Job »
Your task is to copy the material exactly.

[Collected data entries]
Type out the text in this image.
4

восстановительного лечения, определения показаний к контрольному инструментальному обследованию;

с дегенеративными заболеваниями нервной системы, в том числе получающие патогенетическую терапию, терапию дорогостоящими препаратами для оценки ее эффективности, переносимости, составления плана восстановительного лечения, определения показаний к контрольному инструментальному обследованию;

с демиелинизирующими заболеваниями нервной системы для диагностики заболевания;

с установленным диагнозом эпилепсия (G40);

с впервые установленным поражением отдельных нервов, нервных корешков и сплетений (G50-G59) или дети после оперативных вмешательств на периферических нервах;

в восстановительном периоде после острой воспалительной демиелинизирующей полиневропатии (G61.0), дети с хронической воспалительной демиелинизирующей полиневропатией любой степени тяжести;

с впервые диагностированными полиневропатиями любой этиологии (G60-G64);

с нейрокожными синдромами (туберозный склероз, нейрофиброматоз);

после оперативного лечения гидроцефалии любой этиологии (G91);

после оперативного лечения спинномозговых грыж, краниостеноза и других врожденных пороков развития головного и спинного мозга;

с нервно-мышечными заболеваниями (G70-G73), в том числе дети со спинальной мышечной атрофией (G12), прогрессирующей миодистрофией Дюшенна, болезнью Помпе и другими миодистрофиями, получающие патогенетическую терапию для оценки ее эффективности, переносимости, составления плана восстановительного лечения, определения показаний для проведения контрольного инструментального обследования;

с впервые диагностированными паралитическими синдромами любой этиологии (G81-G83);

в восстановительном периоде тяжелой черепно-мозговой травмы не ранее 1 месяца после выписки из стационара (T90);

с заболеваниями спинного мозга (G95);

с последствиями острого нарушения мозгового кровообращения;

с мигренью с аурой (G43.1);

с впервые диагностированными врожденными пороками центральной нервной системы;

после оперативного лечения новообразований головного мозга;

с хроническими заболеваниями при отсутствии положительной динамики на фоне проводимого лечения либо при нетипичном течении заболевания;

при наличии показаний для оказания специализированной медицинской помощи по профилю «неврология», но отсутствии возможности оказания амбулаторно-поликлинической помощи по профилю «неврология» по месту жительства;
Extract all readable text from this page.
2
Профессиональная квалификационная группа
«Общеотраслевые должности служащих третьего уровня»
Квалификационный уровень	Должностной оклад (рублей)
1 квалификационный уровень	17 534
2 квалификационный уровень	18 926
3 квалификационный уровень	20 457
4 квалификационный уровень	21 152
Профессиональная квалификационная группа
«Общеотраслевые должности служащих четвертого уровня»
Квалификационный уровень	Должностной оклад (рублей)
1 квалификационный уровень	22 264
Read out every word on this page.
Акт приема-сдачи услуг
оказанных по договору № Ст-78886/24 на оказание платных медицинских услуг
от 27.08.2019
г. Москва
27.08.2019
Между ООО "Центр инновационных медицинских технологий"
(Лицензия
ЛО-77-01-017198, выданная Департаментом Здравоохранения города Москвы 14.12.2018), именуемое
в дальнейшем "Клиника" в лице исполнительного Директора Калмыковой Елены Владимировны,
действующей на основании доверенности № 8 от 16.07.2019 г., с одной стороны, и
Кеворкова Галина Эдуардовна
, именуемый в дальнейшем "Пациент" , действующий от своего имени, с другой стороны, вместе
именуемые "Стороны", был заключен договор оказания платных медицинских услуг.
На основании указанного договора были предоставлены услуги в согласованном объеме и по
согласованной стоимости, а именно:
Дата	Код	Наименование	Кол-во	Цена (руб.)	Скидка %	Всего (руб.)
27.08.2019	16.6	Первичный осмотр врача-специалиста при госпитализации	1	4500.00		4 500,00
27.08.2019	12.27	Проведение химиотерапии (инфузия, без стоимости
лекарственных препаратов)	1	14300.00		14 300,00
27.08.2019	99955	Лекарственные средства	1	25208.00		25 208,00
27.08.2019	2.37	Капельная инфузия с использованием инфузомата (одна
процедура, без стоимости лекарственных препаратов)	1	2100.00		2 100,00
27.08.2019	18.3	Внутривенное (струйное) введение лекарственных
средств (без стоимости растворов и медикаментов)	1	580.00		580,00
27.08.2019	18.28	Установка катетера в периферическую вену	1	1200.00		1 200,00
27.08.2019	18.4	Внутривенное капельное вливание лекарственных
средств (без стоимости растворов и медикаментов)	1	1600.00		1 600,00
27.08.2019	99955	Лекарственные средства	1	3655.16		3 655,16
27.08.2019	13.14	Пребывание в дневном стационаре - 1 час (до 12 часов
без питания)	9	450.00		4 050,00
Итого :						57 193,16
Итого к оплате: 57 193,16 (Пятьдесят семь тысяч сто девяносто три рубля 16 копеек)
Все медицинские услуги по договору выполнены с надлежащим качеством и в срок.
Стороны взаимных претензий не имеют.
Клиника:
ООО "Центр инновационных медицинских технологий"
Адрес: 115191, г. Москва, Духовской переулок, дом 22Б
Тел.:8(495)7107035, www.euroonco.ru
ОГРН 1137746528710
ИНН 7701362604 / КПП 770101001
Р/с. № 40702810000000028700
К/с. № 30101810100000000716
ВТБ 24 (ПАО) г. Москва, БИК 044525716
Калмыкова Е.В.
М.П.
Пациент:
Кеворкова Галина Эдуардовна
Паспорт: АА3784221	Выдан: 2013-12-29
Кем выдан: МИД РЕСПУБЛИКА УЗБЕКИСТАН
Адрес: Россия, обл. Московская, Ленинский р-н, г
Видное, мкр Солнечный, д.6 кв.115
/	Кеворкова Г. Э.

Response to the exercise »
Type out the text in this image.
4

восстановительного лечения, определения показаний к контрольному инструментальному обследованию;

с дегенеративными заболеваниями нервной системы, в том числе получающие патогенетическую терапию, терапию дорогостоящими препаратами для оценки ее эффективности, переносимости, составления плана восстановительного лечения, определения показаний к контрольному инструментальному обследованию;

с демиелинизирующими заболеваниями нервной системы для диагностики заболевания;

с установленным диагнозом эпилепсия (G40);

с впервые установленным поражением отдельных нервов, нервных корешков и сплетений (G50-G59) или дети после оперативных вмешательств на периферических нервах;

в восстановительном периоде после острой воспалительной демиелинизирующей полиневропатии (G61.0), дети с хронической воспалительной демиелинизирующей полиневропатией любой степени тяжести;

с впервые диагностированными полиневропатиями любой этиологии (G60-G64);

с нейрокожными синдромами (туберозный склероз, нейрофиброматоз);

после оперативного лечения гидроцефалии любой этиологии (G91);

после оперативного лечения спинномозговых грыж, краниостеноза и других врожденных пороков развития головного и спинного мозга;

с нервно-мышечными заболеваниями (G70-G73), в том числе дети со спинальной мышечной атрофией (G12), прогрессирующей миодистрофией Дюшенна, болезнью Помпе и другими миодистрофиями, получающие патогенетическую терапию для оценки ее эффективности, переносимости, составления плана восстановительного лечения, определения показаний для проведения контрольного инструментального обследования;

с впервые диагностированными паралитическими синдромами любой этиологии (G81-G83);

в восстановительном периоде тяжелой черепно-мозговой травмы не ранее 1 месяца после выписки из стационара (T90);

с заболеваниями спинного мозга (G95);

с последствиями острого нарушения мозгового кровообращения;

с мигренью с аурой (G43.1);

с впервые диагностированными врожденными пороками центральной нервной системы;

после оперативного лечения новообразований головного мозга;

с хроническими заболеваниями при отсутствии положительной динамики на фоне проводимого лечения либо при нетипичном течении заболевания;

при наличии показаний для оказания специализированной медицинской помощи по профилю «неврология», но отсутствии возможности оказания амбулаторно-поликлинической помощи по профилю «неврология» по месту жительства;
Extract all readable text from this page.
2
Профессиональная квалификационная группа
«Общеотраслевые должности служащих третьего уровня»
Квалификационный уровень	Должностной оклад (рублей)
1 квалификационный уровень	17 534
2 квалификационный уровень	18 926
3 квалификационный уровень	20 457
4 квалификационный уровень	21 152
Профессиональная квалификационная группа
«Общеотраслевые должности служащих четвертого уровня»
Квалификационный уровень	Должностной оклад (рублей)
1 квалификационный уровень	22 264
Read out every word on this page.
Акт приема-сдачи услуг
оказанных по договору № Ст-78886/24 на оказание платных медицинских услуг
от 27.08.2019
г. Москва
27.08.2019
Между ООО "Центр инновационных медицинских технологий"
(Лицензия
ЛО-77-01-017198, выданная Департаментом Здравоохранения города Москвы 14.12.2018), именуемое
в дальнейшем "Клиника" в лице исполнительного Директора Калмыковой Елены Владимировны,
действующей на основании доверенности № 8 от 16.07.2019 г., с одной стороны, и
Кеворкова Галина Эдуардовна
, именуемый в дальнейшем "Пациент" , действующий от своего имени, с другой стороны, вместе
именуемые "Стороны", был заключен договор оказания платных медицинских услуг.
На основании указанного договора были предоставлены услуги в согласованном объеме и по
согласованной стоимости, а именно:
Дата	Код	Наименование	Кол-во	Цена (руб.)	Скидка %	Всего (руб.)
27.08.2019	16.6	Первичный осмотр врача-специалиста при госпитализации	1	4500.00		4 500,00
27.08.2019	12.27	Проведение химиотерапии (инфузия, без стоимости
лекарственных препаратов)	1	14300.00		14 300,00
27.08.2019	99955	Лекарственные средства	1	25208.00		25 208,00
27.08.2019	2.37	Капельная инфузия с использованием инфузомата (одна
процедура, без стоимости лекарственных препаратов)	1	2100.00		2 100,00
27.08.2019	18.3	Внутривенное (струйное) введение лекарственных
средств (без стоимости растворов и медикаментов)	1	580.00		580,00
27.08.2019	18.28	Установка катетера в периферическую вену	1	1200.00		1 200,00
27.08.2019	18.4	Внутривенное капельное вливание лекарственных
средств (без стоимости растворов и медикаментов)	1	1600.00		1 600,00
27.08.2019	99955	Лекарственные средства	1	3655.16		3 655,16
27.08.2019	13.14	Пребывание в дневном стационаре - 1 час (до 12 часов
без питания)	9	450.00		4 050,00
Итого :						57 193,16
Итого к оплате: 57 193,16 (Пятьдесят семь тысяч сто девяносто три рубля 16 копеек)
Все медицинские услуги по договору выполнены с надлежащим качеством и в срок.
Стороны взаимных претензий не имеют.
Клиника:
ООО "Центр инновационных медицинских технологий"
Адрес: 115191, г. Москва, Духовской переулок, дом 22Б
Тел.:8(495)7107035, www.euroonco.ru
ОГРН 1137746528710
ИНН 7701362604 / КПП 770101001
Р/с. № 40702810000000028700
К/с. № 30101810100000000716
ВТБ 24 (ПАО) г. Москва, БИК 044525716
Калмыкова Е.В.
М.П.
Пациент:
Кеворкова Галина Эдуардовна
Паспорт: АА3784221	Выдан: 2013-12-29
Кем выдан: МИД РЕСПУБЛИКА УЗБЕКИСТАН
Адрес: Россия, обл. Московская, Ленинский р-н, г
Видное, мкр Солнечный, д.6 кв.115
/	Кеворкова Г. Э.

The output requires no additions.